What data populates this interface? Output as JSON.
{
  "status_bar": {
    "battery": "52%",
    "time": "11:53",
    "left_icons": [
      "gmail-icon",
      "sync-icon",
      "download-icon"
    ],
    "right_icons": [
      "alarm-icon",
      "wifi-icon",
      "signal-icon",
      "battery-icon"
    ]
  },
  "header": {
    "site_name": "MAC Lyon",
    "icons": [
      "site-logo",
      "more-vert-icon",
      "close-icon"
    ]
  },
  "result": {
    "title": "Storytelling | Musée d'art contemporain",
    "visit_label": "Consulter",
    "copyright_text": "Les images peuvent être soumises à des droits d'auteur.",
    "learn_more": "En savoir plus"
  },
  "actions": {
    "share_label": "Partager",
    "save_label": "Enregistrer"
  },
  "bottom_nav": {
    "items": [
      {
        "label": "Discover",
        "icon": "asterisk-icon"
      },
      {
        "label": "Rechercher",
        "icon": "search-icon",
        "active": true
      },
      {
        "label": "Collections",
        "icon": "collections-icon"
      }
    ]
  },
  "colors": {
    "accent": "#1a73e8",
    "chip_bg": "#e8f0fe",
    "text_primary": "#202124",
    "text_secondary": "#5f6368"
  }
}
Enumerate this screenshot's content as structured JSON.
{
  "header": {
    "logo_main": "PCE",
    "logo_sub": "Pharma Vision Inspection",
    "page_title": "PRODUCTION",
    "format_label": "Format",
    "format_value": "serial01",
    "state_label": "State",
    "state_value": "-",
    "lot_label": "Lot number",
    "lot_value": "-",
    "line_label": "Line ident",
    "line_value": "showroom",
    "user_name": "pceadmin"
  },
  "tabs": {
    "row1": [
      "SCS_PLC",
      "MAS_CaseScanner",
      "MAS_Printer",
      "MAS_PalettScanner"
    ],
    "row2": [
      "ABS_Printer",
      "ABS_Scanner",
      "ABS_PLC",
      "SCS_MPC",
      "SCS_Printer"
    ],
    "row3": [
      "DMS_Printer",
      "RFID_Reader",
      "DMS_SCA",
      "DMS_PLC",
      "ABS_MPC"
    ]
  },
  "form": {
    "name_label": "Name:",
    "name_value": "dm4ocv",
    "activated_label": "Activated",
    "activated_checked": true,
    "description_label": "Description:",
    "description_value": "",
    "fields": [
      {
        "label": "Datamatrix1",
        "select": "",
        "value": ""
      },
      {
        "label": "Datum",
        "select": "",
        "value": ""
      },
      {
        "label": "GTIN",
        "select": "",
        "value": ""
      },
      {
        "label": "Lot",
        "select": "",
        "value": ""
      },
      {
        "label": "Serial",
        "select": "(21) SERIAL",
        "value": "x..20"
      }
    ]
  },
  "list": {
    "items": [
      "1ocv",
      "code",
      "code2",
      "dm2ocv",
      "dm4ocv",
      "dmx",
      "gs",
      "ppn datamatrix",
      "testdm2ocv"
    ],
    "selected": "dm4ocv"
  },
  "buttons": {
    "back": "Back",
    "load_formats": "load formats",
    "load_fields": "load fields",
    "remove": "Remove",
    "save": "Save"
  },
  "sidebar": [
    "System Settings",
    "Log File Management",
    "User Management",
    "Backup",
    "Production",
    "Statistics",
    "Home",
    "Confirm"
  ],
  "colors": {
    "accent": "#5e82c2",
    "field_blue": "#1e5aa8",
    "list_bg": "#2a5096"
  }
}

Exercise brief: Repeat the whole listing exactly, keeping every line intact.

Complete answer:
What data populates this interface? Output as JSON.
{
  "status_bar": {
    "battery": "52%",
    "time": "11:53",
    "left_icons": [
      "gmail-icon",
      "sync-icon",
      "download-icon"
    ],
    "right_icons": [
      "alarm-icon",
      "wifi-icon",
      "signal-icon",
      "battery-icon"
    ]
  },
  "header": {
    "site_name": "MAC Lyon",
    "icons": [
      "site-logo",
      "more-vert-icon",
      "close-icon"
    ]
  },
  "result": {
    "title": "Storytelling | Musée d'art contemporain",
    "visit_label": "Consulter",
    "copyright_text": "Les images peuvent être soumises à des droits d'auteur.",
    "learn_more": "En savoir plus"
  },
  "actions": {
    "share_label": "Partager",
    "save_label": "Enregistrer"
  },
  "bottom_nav": {
    "items": [
      {
        "label": "Discover",
        "icon": "asterisk-icon"
      },
      {
        "label": "Rechercher",
        "icon": "search-icon",
        "active": true
      },
      {
        "label": "Collections",
        "icon": "collections-icon"
      }
    ]
  },
  "colors": {
    "accent": "#1a73e8",
    "chip_bg": "#e8f0fe",
    "text_primary": "#202124",
    "text_secondary": "#5f6368"
  }
}
Enumerate this screenshot's content as structured JSON.
{
  "header": {
    "logo_main": "PCE",
    "logo_sub": "Pharma Vision Inspection",
    "page_title": "PRODUCTION",
    "format_label": "Format",
    "format_value": "serial01",
    "state_label": "State",
    "state_value": "-",
    "lot_label": "Lot number",
    "lot_value": "-",
    "line_label": "Line ident",
    "line_value": "showroom",
    "user_name": "pceadmin"
  },
  "tabs": {
    "row1": [
      "SCS_PLC",
      "MAS_CaseScanner",
      "MAS_Printer",
      "MAS_PalettScanner"
    ],
    "row2": [
      "ABS_Printer",
      "ABS_Scanner",
      "ABS_PLC",
      "SCS_MPC",
      "SCS_Printer"
    ],
    "row3": [
      "DMS_Printer",
      "RFID_Reader",
      "DMS_SCA",
      "DMS_PLC",
      "ABS_MPC"
    ]
  },
  "form": {
    "name_label": "Name:",
    "name_value": "dm4ocv",
    "activated_label": "Activated",
    "activated_checked": true,
    "description_label": "Description:",
    "description_value": "",
    "fields": [
      {
        "label": "Datamatrix1",
        "select": "",
        "value": ""
      },
      {
        "label": "Datum",
        "select": "",
        "value": ""
      },
      {
        "label": "GTIN",
        "select": "",
        "value": ""
      },
      {
        "label": "Lot",
        "select": "",
        "value": ""
      },
      {
        "label": "Serial",
        "select": "(21) SERIAL",
        "value": "x..20"
      }
    ]
  },
  "list": {
    "items": [
      "1ocv",
      "code",
      "code2",
      "dm2ocv",
      "dm4ocv",
      "dmx",
      "gs",
      "ppn datamatrix",
      "testdm2ocv"
    ],
    "selected": "dm4ocv"
  },
  "buttons": {
    "back": "Back",
    "load_formats": "load formats",
    "load_fields": "load fields",
    "remove": "Remove",
    "save": "Save"
  },
  "sidebar": [
    "System Settings",
    "Log File Management",
    "User Management",
    "Backup",
    "Production",
    "Statistics",
    "Home",
    "Confirm"
  ],
  "colors": {
    "accent": "#5e82c2",
    "field_blue": "#1e5aa8",
    "list_bg": "#2a5096"
  }
}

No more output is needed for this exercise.